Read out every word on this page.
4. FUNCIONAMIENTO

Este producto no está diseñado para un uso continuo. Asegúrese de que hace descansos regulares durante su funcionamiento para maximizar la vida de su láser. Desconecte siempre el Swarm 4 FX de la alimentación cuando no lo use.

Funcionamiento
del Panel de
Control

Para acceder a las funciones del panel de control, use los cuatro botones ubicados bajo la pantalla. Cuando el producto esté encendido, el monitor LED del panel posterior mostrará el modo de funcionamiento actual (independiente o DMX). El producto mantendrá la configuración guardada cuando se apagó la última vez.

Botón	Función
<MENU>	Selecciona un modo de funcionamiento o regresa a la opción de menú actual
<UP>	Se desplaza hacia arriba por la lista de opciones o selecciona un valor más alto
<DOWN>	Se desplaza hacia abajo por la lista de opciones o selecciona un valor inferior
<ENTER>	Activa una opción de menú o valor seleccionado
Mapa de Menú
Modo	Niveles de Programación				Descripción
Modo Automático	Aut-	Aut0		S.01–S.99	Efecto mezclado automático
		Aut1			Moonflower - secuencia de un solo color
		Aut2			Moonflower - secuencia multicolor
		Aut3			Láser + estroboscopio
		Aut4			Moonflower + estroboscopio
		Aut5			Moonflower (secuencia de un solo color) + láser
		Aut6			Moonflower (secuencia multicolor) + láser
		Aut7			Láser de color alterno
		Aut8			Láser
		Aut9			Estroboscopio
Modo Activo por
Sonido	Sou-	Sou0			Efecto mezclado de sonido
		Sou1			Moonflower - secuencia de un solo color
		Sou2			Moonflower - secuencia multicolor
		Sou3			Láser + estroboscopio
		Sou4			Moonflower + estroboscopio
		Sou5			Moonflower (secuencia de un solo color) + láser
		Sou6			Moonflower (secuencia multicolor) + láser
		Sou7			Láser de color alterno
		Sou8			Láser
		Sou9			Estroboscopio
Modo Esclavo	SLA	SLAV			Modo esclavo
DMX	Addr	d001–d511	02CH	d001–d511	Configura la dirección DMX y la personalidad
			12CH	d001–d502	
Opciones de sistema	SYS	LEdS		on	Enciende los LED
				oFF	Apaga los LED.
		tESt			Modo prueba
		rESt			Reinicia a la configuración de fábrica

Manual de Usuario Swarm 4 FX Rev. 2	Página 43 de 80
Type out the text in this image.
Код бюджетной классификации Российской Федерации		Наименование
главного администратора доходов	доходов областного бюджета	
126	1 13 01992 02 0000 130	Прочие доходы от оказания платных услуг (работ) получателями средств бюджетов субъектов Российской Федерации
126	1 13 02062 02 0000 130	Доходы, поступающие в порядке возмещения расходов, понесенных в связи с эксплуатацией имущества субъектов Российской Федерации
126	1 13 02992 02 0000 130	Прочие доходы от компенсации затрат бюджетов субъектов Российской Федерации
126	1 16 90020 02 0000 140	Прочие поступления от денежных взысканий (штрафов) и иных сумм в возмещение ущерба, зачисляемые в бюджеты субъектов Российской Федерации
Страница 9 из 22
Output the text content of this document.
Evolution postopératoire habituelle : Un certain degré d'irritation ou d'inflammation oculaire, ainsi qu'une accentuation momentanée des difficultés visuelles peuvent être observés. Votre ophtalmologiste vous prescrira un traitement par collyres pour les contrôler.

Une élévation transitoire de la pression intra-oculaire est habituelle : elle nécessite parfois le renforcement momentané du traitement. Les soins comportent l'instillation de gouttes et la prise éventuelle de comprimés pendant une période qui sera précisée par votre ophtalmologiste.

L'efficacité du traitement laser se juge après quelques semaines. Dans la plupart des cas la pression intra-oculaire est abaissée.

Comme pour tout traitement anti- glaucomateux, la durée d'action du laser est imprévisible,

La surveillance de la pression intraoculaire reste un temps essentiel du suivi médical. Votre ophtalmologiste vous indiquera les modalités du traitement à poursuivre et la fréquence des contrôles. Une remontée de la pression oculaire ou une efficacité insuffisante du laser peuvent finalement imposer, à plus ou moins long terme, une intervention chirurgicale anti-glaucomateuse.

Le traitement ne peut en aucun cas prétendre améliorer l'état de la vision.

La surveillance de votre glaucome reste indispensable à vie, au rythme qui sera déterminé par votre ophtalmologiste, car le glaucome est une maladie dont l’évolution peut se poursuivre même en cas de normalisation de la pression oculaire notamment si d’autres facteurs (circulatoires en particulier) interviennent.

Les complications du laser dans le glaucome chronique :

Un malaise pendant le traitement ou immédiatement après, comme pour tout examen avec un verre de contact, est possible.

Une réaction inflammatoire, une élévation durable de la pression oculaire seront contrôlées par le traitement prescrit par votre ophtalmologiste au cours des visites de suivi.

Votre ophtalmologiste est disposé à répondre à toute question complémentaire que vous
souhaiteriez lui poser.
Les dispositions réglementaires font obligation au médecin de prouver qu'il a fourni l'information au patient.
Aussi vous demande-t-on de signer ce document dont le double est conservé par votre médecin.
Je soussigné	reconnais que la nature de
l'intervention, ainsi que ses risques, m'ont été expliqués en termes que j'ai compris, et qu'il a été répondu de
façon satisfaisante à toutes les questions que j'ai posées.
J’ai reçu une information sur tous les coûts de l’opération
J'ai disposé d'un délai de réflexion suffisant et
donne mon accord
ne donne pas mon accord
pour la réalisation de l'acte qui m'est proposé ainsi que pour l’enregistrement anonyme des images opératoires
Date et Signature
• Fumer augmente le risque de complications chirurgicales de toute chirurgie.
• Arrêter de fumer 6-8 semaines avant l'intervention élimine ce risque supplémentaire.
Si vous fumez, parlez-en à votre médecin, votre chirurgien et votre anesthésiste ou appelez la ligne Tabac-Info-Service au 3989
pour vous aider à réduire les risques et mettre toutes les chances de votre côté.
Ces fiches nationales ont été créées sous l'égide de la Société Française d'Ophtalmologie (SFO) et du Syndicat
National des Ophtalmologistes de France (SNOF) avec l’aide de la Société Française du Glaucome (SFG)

____

THE PROBLEM
Please give back all of the records exactly as written.

ANSWER BELOW
Read out every word on this page.
4. FUNCIONAMIENTO

Este producto no está diseñado para un uso continuo. Asegúrese de que hace descansos regulares durante su funcionamiento para maximizar la vida de su láser. Desconecte siempre el Swarm 4 FX de la alimentación cuando no lo use.

Funcionamiento
del Panel de
Control

Para acceder a las funciones del panel de control, use los cuatro botones ubicados bajo la pantalla. Cuando el producto esté encendido, el monitor LED del panel posterior mostrará el modo de funcionamiento actual (independiente o DMX). El producto mantendrá la configuración guardada cuando se apagó la última vez.

Botón	Función
<MENU>	Selecciona un modo de funcionamiento o regresa a la opción de menú actual
<UP>	Se desplaza hacia arriba por la lista de opciones o selecciona un valor más alto
<DOWN>	Se desplaza hacia abajo por la lista de opciones o selecciona un valor inferior
<ENTER>	Activa una opción de menú o valor seleccionado
Mapa de Menú
Modo	Niveles de Programación				Descripción
Modo Automático	Aut-	Aut0		S.01–S.99	Efecto mezclado automático
		Aut1			Moonflower - secuencia de un solo color
		Aut2			Moonflower - secuencia multicolor
		Aut3			Láser + estroboscopio
		Aut4			Moonflower + estroboscopio
		Aut5			Moonflower (secuencia de un solo color) + láser
		Aut6			Moonflower (secuencia multicolor) + láser
		Aut7			Láser de color alterno
		Aut8			Láser
		Aut9			Estroboscopio
Modo Activo por
Sonido	Sou-	Sou0			Efecto mezclado de sonido
		Sou1			Moonflower - secuencia de un solo color
		Sou2			Moonflower - secuencia multicolor
		Sou3			Láser + estroboscopio
		Sou4			Moonflower + estroboscopio
		Sou5			Moonflower (secuencia de un solo color) + láser
		Sou6			Moonflower (secuencia multicolor) + láser
		Sou7			Láser de color alterno
		Sou8			Láser
		Sou9			Estroboscopio
Modo Esclavo	SLA	SLAV			Modo esclavo
DMX	Addr	d001–d511	02CH	d001–d511	Configura la dirección DMX y la personalidad
			12CH	d001–d502	
Opciones de sistema	SYS	LEdS		on	Enciende los LED
				oFF	Apaga los LED.
		tESt			Modo prueba
		rESt			Reinicia a la configuración de fábrica

Manual de Usuario Swarm 4 FX Rev. 2	Página 43 de 80
Type out the text in this image.
Код бюджетной классификации Российской Федерации		Наименование
главного администратора доходов	доходов областного бюджета	
126	1 13 01992 02 0000 130	Прочие доходы от оказания платных услуг (работ) получателями средств бюджетов субъектов Российской Федерации
126	1 13 02062 02 0000 130	Доходы, поступающие в порядке возмещения расходов, понесенных в связи с эксплуатацией имущества субъектов Российской Федерации
126	1 13 02992 02 0000 130	Прочие доходы от компенсации затрат бюджетов субъектов Российской Федерации
126	1 16 90020 02 0000 140	Прочие поступления от денежных взысканий (штрафов) и иных сумм в возмещение ущерба, зачисляемые в бюджеты субъектов Российской Федерации
Страница 9 из 22
Output the text content of this document.
Evolution postopératoire habituelle : Un certain degré d'irritation ou d'inflammation oculaire, ainsi qu'une accentuation momentanée des difficultés visuelles peuvent être observés. Votre ophtalmologiste vous prescrira un traitement par collyres pour les contrôler.

Une élévation transitoire de la pression intra-oculaire est habituelle : elle nécessite parfois le renforcement momentané du traitement. Les soins comportent l'instillation de gouttes et la prise éventuelle de comprimés pendant une période qui sera précisée par votre ophtalmologiste.

L'efficacité du traitement laser se juge après quelques semaines. Dans la plupart des cas la pression intra-oculaire est abaissée.

Comme pour tout traitement anti- glaucomateux, la durée d'action du laser est imprévisible,

La surveillance de la pression intraoculaire reste un temps essentiel du suivi médical. Votre ophtalmologiste vous indiquera les modalités du traitement à poursuivre et la fréquence des contrôles. Une remontée de la pression oculaire ou une efficacité insuffisante du laser peuvent finalement imposer, à plus ou moins long terme, une intervention chirurgicale anti-glaucomateuse.

Le traitement ne peut en aucun cas prétendre améliorer l'état de la vision.

La surveillance de votre glaucome reste indispensable à vie, au rythme qui sera déterminé par votre ophtalmologiste, car le glaucome est une maladie dont l’évolution peut se poursuivre même en cas de normalisation de la pression oculaire notamment si d’autres facteurs (circulatoires en particulier) interviennent.

Les complications du laser dans le glaucome chronique :

Un malaise pendant le traitement ou immédiatement après, comme pour tout examen avec un verre de contact, est possible.

Une réaction inflammatoire, une élévation durable de la pression oculaire seront contrôlées par le traitement prescrit par votre ophtalmologiste au cours des visites de suivi.

Votre ophtalmologiste est disposé à répondre à toute question complémentaire que vous
souhaiteriez lui poser.
Les dispositions réglementaires font obligation au médecin de prouver qu'il a fourni l'information au patient.
Aussi vous demande-t-on de signer ce document dont le double est conservé par votre médecin.
Je soussigné	reconnais que la nature de
l'intervention, ainsi que ses risques, m'ont été expliqués en termes que j'ai compris, et qu'il a été répondu de
façon satisfaisante à toutes les questions que j'ai posées.
J’ai reçu une information sur tous les coûts de l’opération
J'ai disposé d'un délai de réflexion suffisant et
donne mon accord
ne donne pas mon accord
pour la réalisation de l'acte qui m'est proposé ainsi que pour l’enregistrement anonyme des images opératoires
Date et Signature
• Fumer augmente le risque de complications chirurgicales de toute chirurgie.
• Arrêter de fumer 6-8 semaines avant l'intervention élimine ce risque supplémentaire.
Si vous fumez, parlez-en à votre médecin, votre chirurgien et votre anesthésiste ou appelez la ligne Tabac-Info-Service au 3989
pour vous aider à réduire les risques et mettre toutes les chances de votre côté.
Ces fiches nationales ont été créées sous l'égide de la Société Française d'Ophtalmologie (SFO) et du Syndicat
National des Ophtalmologistes de France (SNOF) avec l’aide de la Société Française du Glaucome (SFG)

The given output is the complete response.